→ TASK GOAL
Find the word "structured" in the data. Return every line where it appears.

** BEGIN **

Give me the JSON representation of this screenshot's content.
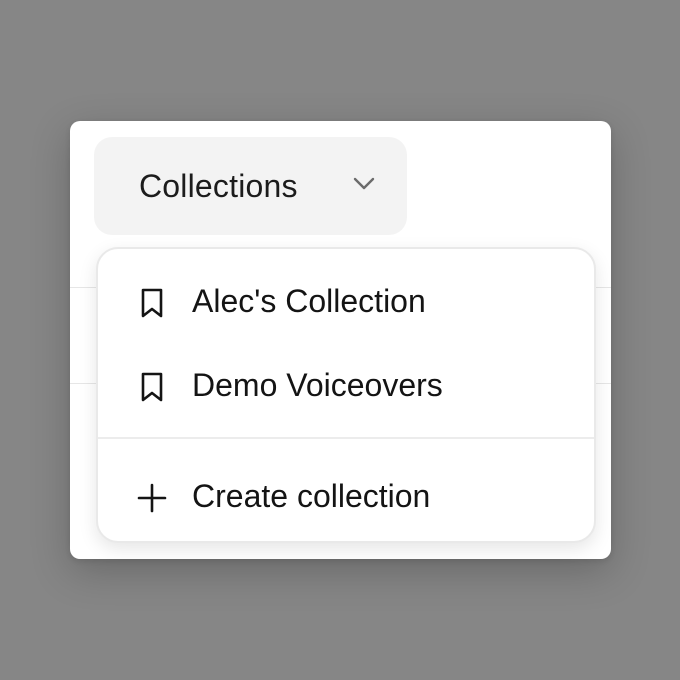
{
  "trigger": {
    "label": "Collections",
    "icon": "chevron-down-icon"
  },
  "menu": {
    "items": [
      {
        "label": "Alec's Collection",
        "icon": "bookmark-icon"
      },
      {
        "label": "Demo Voiceovers",
        "icon": "bookmark-icon"
      }
    ],
    "create": {
      "label": "Create collection",
      "icon": "plus-icon"
    }
  },
  "colors": {
    "backdrop": "#868686",
    "surface": "#ffffff",
    "trigger_bg": "#f3f3f3",
    "text": "#141414",
    "border": "#e9e9e9"
  }
}
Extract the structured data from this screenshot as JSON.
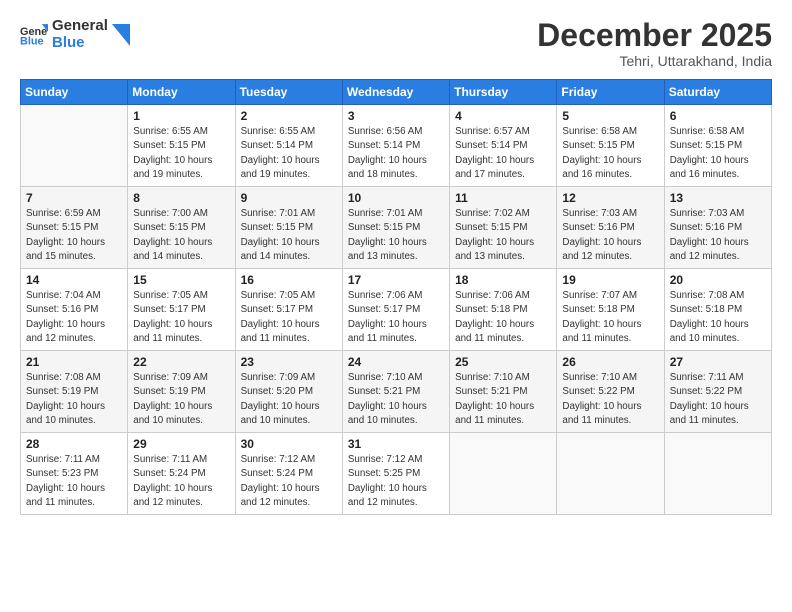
{
  "logo": {
    "line1": "General",
    "line2": "Blue"
  },
  "header": {
    "month": "December 2025",
    "location": "Tehri, Uttarakhand, India"
  },
  "days_of_week": [
    "Sunday",
    "Monday",
    "Tuesday",
    "Wednesday",
    "Thursday",
    "Friday",
    "Saturday"
  ],
  "weeks": [
    [
      {
        "day": "",
        "info": ""
      },
      {
        "day": "1",
        "info": "Sunrise: 6:55 AM\nSunset: 5:15 PM\nDaylight: 10 hours\nand 19 minutes."
      },
      {
        "day": "2",
        "info": "Sunrise: 6:55 AM\nSunset: 5:14 PM\nDaylight: 10 hours\nand 19 minutes."
      },
      {
        "day": "3",
        "info": "Sunrise: 6:56 AM\nSunset: 5:14 PM\nDaylight: 10 hours\nand 18 minutes."
      },
      {
        "day": "4",
        "info": "Sunrise: 6:57 AM\nSunset: 5:14 PM\nDaylight: 10 hours\nand 17 minutes."
      },
      {
        "day": "5",
        "info": "Sunrise: 6:58 AM\nSunset: 5:15 PM\nDaylight: 10 hours\nand 16 minutes."
      },
      {
        "day": "6",
        "info": "Sunrise: 6:58 AM\nSunset: 5:15 PM\nDaylight: 10 hours\nand 16 minutes."
      }
    ],
    [
      {
        "day": "7",
        "info": "Sunrise: 6:59 AM\nSunset: 5:15 PM\nDaylight: 10 hours\nand 15 minutes."
      },
      {
        "day": "8",
        "info": "Sunrise: 7:00 AM\nSunset: 5:15 PM\nDaylight: 10 hours\nand 14 minutes."
      },
      {
        "day": "9",
        "info": "Sunrise: 7:01 AM\nSunset: 5:15 PM\nDaylight: 10 hours\nand 14 minutes."
      },
      {
        "day": "10",
        "info": "Sunrise: 7:01 AM\nSunset: 5:15 PM\nDaylight: 10 hours\nand 13 minutes."
      },
      {
        "day": "11",
        "info": "Sunrise: 7:02 AM\nSunset: 5:15 PM\nDaylight: 10 hours\nand 13 minutes."
      },
      {
        "day": "12",
        "info": "Sunrise: 7:03 AM\nSunset: 5:16 PM\nDaylight: 10 hours\nand 12 minutes."
      },
      {
        "day": "13",
        "info": "Sunrise: 7:03 AM\nSunset: 5:16 PM\nDaylight: 10 hours\nand 12 minutes."
      }
    ],
    [
      {
        "day": "14",
        "info": "Sunrise: 7:04 AM\nSunset: 5:16 PM\nDaylight: 10 hours\nand 12 minutes."
      },
      {
        "day": "15",
        "info": "Sunrise: 7:05 AM\nSunset: 5:17 PM\nDaylight: 10 hours\nand 11 minutes."
      },
      {
        "day": "16",
        "info": "Sunrise: 7:05 AM\nSunset: 5:17 PM\nDaylight: 10 hours\nand 11 minutes."
      },
      {
        "day": "17",
        "info": "Sunrise: 7:06 AM\nSunset: 5:17 PM\nDaylight: 10 hours\nand 11 minutes."
      },
      {
        "day": "18",
        "info": "Sunrise: 7:06 AM\nSunset: 5:18 PM\nDaylight: 10 hours\nand 11 minutes."
      },
      {
        "day": "19",
        "info": "Sunrise: 7:07 AM\nSunset: 5:18 PM\nDaylight: 10 hours\nand 11 minutes."
      },
      {
        "day": "20",
        "info": "Sunrise: 7:08 AM\nSunset: 5:18 PM\nDaylight: 10 hours\nand 10 minutes."
      }
    ],
    [
      {
        "day": "21",
        "info": "Sunrise: 7:08 AM\nSunset: 5:19 PM\nDaylight: 10 hours\nand 10 minutes."
      },
      {
        "day": "22",
        "info": "Sunrise: 7:09 AM\nSunset: 5:19 PM\nDaylight: 10 hours\nand 10 minutes."
      },
      {
        "day": "23",
        "info": "Sunrise: 7:09 AM\nSunset: 5:20 PM\nDaylight: 10 hours\nand 10 minutes."
      },
      {
        "day": "24",
        "info": "Sunrise: 7:10 AM\nSunset: 5:21 PM\nDaylight: 10 hours\nand 10 minutes."
      },
      {
        "day": "25",
        "info": "Sunrise: 7:10 AM\nSunset: 5:21 PM\nDaylight: 10 hours\nand 11 minutes."
      },
      {
        "day": "26",
        "info": "Sunrise: 7:10 AM\nSunset: 5:22 PM\nDaylight: 10 hours\nand 11 minutes."
      },
      {
        "day": "27",
        "info": "Sunrise: 7:11 AM\nSunset: 5:22 PM\nDaylight: 10 hours\nand 11 minutes."
      }
    ],
    [
      {
        "day": "28",
        "info": "Sunrise: 7:11 AM\nSunset: 5:23 PM\nDaylight: 10 hours\nand 11 minutes."
      },
      {
        "day": "29",
        "info": "Sunrise: 7:11 AM\nSunset: 5:24 PM\nDaylight: 10 hours\nand 12 minutes."
      },
      {
        "day": "30",
        "info": "Sunrise: 7:12 AM\nSunset: 5:24 PM\nDaylight: 10 hours\nand 12 minutes."
      },
      {
        "day": "31",
        "info": "Sunrise: 7:12 AM\nSunset: 5:25 PM\nDaylight: 10 hours\nand 12 minutes."
      },
      {
        "day": "",
        "info": ""
      },
      {
        "day": "",
        "info": ""
      },
      {
        "day": "",
        "info": ""
      }
    ]
  ]
}
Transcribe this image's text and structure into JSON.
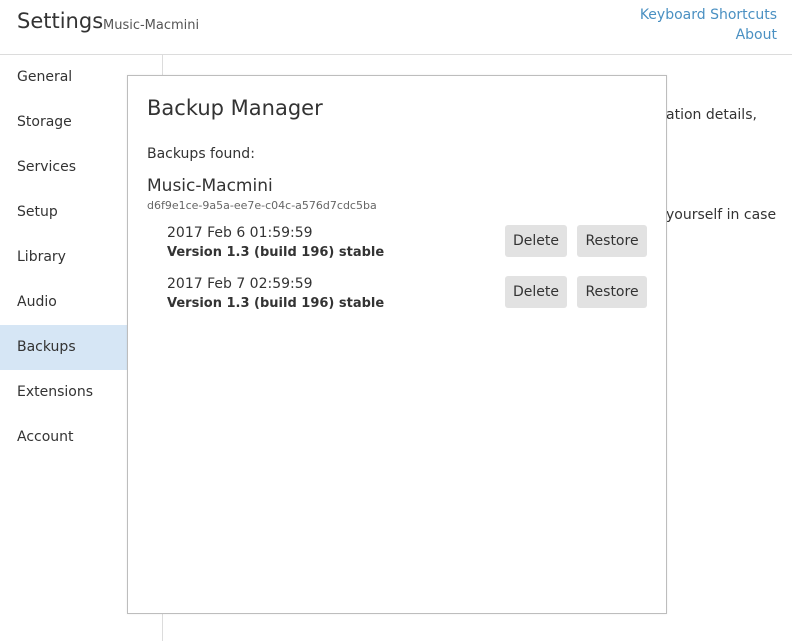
{
  "header": {
    "title": "Settings",
    "subtitle": "Music-Macmini",
    "links": [
      "Keyboard Shortcuts",
      "About"
    ]
  },
  "sidebar": {
    "items": [
      {
        "label": "General"
      },
      {
        "label": "Storage"
      },
      {
        "label": "Services"
      },
      {
        "label": "Setup"
      },
      {
        "label": "Library"
      },
      {
        "label": "Audio"
      },
      {
        "label": "Backups",
        "active": true
      },
      {
        "label": "Extensions"
      },
      {
        "label": "Account"
      }
    ]
  },
  "background": {
    "fragment_1": "ation details,",
    "fragment_2": "yourself in case"
  },
  "modal": {
    "title": "Backup Manager",
    "backups_found_label": "Backups found:",
    "machine": {
      "name": "Music-Macmini",
      "id": "d6f9e1ce-9a5a-ee7e-c04c-a576d7cdc5ba"
    },
    "backups": [
      {
        "date": "2017 Feb 6 01:59:59",
        "version": "Version 1.3 (build 196) stable",
        "delete_label": "Delete",
        "restore_label": "Restore"
      },
      {
        "date": "2017 Feb 7 02:59:59",
        "version": "Version 1.3 (build 196) stable",
        "delete_label": "Delete",
        "restore_label": "Restore"
      }
    ]
  },
  "colors": {
    "accent_link": "#4a90c2",
    "sidebar_active": "#d6e6f5",
    "button_bg": "#e2e2e2"
  }
}
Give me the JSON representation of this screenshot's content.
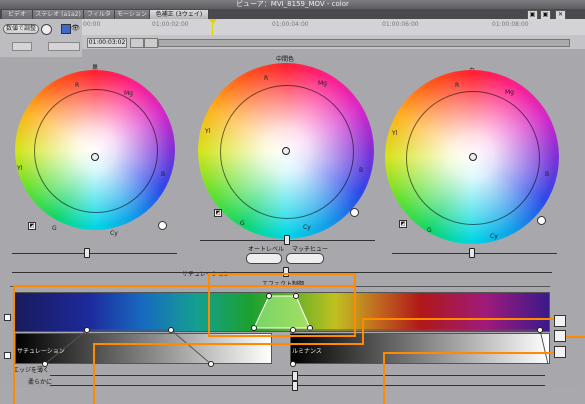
{
  "window": {
    "title": "ビューア：MVI_8159_MOV - color"
  },
  "tabs": [
    {
      "label": "ビデオ"
    },
    {
      "label": "ステレオ (a1a2)"
    },
    {
      "label": "フィルタ"
    },
    {
      "label": "モーション"
    },
    {
      "label": "色補正 (3ウェイ)"
    }
  ],
  "controls": {
    "numeric_button": "数値で調整"
  },
  "ruler": {
    "start": "00:00",
    "ticks": [
      "01:00:02:00",
      "01:00:04:00",
      "01:00:06:00",
      "01:00:08:00"
    ],
    "timecode": "01:00:03:02"
  },
  "wheels": [
    {
      "title": "黒",
      "label_r": "R",
      "label_mg": "Mg",
      "label_b": "B",
      "label_cy": "Cy",
      "label_g": "G",
      "label_yl": "Yl"
    },
    {
      "title": "中間色",
      "label_r": "R",
      "label_mg": "Mg",
      "label_b": "B",
      "label_cy": "Cy",
      "label_g": "G",
      "label_yl": "Yl"
    },
    {
      "title": "白",
      "label_r": "R",
      "label_mg": "Mg",
      "label_b": "B",
      "label_cy": "Cy",
      "label_g": "G",
      "label_yl": "Yl"
    }
  ],
  "auto": {
    "autolevel": "オートレベル",
    "match": "マッチヒュー"
  },
  "saturation_label": "サチュレーション",
  "effect": {
    "label": "エフェクト制御"
  },
  "sat_bar_label": "サチュレーション",
  "lum_bar_label": "ルミナンス",
  "edge_thin": "エッジを薄く",
  "soften": "柔らかに",
  "icons": {
    "close": "close-icon",
    "picker": "eyedropper-icon"
  },
  "colors": {
    "callout": "#ff8a00",
    "accent_playhead": "#e8d000"
  }
}
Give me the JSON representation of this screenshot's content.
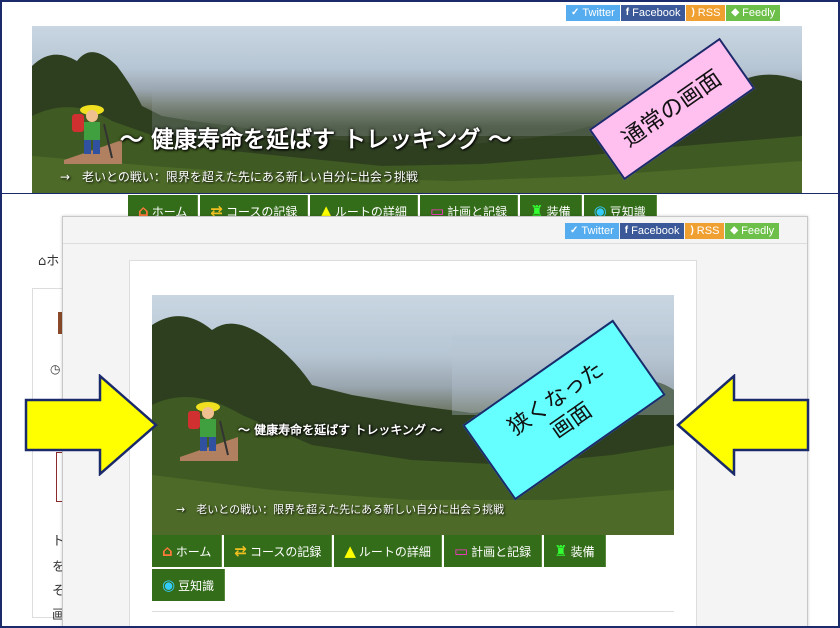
{
  "social": {
    "twitter": "Twitter",
    "facebook": "Facebook",
    "rss": "RSS",
    "feedly": "Feedly"
  },
  "site": {
    "title": "～ 健康寿命を延ばす トレッキング ～",
    "description": "→　老いとの戦い：限界を超えた先にある新しい自分に出会う挑戦"
  },
  "nav": [
    {
      "label": "ホーム",
      "icon": "home-icon",
      "color": "#ff7a3a"
    },
    {
      "label": "コースの記録",
      "icon": "repeat-icon",
      "color": "#f0c020"
    },
    {
      "label": "ルートの詳細",
      "icon": "road-icon",
      "color": "#ffff00"
    },
    {
      "label": "計画と記録",
      "icon": "monitor-icon",
      "color": "#ff33cc"
    },
    {
      "label": "装備",
      "icon": "shirt-icon",
      "color": "#33ff33"
    },
    {
      "label": "豆知識",
      "icon": "eye-icon",
      "color": "#33ccff"
    }
  ],
  "callouts": {
    "normal": "通常の画面",
    "narrow_line1": "狭くなった",
    "narrow_line2": "画面"
  },
  "peek": {
    "breadcrumb_home": "ホ",
    "chars": [
      "ト",
      "を",
      "そ",
      "画"
    ]
  },
  "colors": {
    "nav_bg": "#346d1a",
    "callout_normal_bg": "#ffc0f0",
    "callout_narrow_bg": "#66ffff",
    "arrow_fill": "#ffff00",
    "arrow_stroke": "#1a2a6a"
  }
}
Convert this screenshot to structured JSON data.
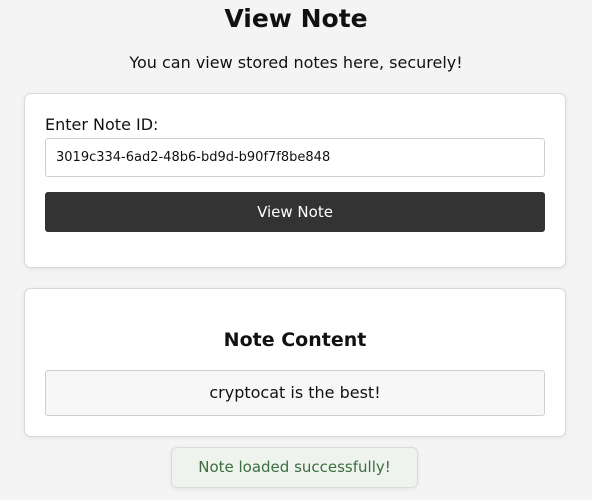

** END **

→ TASK ANSWER
Extract the structured data from this screenshot as JSON.
Convert this screenshot to structured JSON data.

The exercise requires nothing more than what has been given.